==== RECORDS ====
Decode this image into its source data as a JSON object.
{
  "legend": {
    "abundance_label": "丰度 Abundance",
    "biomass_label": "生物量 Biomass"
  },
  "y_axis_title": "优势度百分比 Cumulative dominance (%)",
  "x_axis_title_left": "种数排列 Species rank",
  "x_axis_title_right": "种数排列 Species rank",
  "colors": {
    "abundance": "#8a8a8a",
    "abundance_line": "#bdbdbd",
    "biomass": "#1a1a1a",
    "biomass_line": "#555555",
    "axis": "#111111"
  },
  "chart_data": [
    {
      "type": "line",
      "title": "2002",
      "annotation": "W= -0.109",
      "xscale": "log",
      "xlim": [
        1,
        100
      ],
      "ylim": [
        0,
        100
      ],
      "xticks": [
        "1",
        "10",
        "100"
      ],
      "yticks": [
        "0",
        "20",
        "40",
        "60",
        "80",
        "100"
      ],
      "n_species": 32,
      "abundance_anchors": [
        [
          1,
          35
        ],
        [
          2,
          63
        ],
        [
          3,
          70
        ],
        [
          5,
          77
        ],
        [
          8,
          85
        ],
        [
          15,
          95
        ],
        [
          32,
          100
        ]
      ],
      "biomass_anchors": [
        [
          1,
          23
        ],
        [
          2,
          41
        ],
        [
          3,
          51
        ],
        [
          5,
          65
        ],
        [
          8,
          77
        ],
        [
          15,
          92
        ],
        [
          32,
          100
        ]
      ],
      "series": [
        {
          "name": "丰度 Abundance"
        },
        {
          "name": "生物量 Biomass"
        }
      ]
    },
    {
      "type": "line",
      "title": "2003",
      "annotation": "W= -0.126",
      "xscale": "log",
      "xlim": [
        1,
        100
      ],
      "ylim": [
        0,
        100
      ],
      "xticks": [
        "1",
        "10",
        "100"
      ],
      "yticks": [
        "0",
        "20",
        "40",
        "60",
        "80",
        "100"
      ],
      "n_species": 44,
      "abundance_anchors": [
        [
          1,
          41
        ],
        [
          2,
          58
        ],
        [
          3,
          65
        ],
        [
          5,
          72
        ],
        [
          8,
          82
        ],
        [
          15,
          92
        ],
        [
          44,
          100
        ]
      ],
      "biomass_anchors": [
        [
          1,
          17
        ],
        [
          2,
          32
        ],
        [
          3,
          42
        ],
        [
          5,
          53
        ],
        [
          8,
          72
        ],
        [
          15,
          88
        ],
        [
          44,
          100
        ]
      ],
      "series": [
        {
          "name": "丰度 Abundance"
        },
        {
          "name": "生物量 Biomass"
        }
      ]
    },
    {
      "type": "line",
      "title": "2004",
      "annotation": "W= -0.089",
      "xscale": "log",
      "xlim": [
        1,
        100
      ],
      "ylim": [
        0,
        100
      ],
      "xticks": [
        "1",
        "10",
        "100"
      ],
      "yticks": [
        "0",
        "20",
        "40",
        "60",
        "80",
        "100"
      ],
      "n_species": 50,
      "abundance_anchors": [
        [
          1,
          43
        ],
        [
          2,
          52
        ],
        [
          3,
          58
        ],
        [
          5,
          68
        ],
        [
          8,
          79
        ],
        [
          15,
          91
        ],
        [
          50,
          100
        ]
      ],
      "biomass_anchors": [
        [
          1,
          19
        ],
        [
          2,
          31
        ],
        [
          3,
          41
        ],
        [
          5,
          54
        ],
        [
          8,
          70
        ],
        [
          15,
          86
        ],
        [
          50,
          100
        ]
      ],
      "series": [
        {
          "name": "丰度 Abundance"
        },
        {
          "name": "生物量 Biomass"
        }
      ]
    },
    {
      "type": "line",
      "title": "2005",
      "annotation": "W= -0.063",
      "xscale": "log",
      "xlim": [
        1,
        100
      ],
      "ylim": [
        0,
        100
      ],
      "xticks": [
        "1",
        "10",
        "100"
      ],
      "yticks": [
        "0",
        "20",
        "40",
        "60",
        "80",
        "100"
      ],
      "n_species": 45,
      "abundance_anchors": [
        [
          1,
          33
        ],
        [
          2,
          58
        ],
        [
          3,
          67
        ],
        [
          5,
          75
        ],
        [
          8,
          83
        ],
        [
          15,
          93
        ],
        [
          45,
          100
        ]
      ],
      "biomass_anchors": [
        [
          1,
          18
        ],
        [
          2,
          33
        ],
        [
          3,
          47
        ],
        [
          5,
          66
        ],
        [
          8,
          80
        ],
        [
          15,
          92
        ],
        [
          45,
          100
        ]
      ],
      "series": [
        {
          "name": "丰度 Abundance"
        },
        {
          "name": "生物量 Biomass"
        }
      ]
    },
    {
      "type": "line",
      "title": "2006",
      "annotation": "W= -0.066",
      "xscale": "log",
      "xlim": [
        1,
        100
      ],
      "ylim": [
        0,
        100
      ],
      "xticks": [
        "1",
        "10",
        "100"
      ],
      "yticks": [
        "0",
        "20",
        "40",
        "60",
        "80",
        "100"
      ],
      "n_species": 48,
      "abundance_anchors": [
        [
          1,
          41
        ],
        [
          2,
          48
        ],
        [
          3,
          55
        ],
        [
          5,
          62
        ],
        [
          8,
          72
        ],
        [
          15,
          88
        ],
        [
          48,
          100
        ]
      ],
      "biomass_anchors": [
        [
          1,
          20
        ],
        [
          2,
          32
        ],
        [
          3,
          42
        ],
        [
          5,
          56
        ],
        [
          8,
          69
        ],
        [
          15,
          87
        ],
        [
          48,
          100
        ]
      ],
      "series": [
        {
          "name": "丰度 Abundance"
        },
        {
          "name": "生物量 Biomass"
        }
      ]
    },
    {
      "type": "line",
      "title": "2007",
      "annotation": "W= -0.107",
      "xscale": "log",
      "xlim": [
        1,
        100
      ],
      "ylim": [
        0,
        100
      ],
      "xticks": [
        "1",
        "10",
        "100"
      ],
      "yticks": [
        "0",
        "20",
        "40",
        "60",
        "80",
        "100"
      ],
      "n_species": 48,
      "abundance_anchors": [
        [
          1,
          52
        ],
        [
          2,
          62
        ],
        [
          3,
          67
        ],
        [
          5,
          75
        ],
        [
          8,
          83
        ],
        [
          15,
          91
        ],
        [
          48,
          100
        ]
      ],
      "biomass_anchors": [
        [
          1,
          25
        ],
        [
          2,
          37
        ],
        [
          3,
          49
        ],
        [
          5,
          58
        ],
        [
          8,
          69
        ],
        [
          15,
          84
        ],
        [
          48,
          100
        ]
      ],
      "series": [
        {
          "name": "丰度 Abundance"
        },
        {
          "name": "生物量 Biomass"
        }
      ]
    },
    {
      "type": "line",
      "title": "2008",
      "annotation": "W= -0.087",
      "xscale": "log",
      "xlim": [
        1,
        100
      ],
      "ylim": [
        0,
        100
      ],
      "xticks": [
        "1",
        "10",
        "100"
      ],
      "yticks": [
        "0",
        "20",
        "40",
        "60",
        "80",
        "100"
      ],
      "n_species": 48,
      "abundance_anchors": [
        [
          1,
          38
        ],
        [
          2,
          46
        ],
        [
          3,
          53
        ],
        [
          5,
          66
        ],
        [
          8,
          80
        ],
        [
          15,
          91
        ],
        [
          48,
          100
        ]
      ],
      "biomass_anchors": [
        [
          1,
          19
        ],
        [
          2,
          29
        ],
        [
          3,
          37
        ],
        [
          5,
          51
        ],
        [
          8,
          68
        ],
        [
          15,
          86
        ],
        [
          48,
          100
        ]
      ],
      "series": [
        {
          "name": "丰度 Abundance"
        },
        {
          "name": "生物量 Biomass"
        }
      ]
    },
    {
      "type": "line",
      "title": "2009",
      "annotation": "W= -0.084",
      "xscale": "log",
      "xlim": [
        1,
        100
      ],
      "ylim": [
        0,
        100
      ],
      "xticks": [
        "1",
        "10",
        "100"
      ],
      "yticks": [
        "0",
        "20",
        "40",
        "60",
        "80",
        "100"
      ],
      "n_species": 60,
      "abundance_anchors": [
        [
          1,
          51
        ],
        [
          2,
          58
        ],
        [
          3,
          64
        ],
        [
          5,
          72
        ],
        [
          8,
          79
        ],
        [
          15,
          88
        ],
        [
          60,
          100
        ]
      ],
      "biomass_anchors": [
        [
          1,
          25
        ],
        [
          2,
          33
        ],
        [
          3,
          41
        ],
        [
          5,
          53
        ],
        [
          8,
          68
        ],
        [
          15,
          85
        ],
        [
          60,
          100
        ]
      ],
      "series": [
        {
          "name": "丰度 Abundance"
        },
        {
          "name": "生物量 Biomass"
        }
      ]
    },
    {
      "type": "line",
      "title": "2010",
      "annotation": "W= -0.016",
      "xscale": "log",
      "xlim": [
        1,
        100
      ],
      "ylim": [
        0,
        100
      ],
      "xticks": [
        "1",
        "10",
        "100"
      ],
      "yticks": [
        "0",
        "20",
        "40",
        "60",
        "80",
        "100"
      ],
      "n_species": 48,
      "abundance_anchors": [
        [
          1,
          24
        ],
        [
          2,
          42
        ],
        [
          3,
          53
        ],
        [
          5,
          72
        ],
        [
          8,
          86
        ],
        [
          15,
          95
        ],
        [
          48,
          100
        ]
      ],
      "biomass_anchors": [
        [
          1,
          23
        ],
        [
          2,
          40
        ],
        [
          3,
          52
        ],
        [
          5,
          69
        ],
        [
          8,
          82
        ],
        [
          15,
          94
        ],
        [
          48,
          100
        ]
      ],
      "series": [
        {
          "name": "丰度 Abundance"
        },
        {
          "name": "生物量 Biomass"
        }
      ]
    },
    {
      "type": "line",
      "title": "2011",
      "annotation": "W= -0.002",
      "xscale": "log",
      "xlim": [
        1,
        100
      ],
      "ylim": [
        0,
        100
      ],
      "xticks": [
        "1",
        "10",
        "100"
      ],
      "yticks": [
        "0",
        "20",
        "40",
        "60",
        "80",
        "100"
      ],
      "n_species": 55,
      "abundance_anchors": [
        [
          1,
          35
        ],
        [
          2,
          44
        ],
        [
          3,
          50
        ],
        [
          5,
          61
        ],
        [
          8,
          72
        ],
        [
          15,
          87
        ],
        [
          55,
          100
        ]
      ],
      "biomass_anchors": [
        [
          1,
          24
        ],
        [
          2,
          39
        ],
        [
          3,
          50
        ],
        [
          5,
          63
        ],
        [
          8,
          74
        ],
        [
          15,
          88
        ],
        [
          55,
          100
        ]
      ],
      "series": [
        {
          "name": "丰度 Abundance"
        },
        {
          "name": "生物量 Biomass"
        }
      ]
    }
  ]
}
====
* PROBLEM DESCRIPTION
Pull every line holding "种数排列" out of the records.

* FULL OUTPUT
  "x_axis_title_left": "种数排列 Species rank",
  "x_axis_title_right": "种数排列 Species rank",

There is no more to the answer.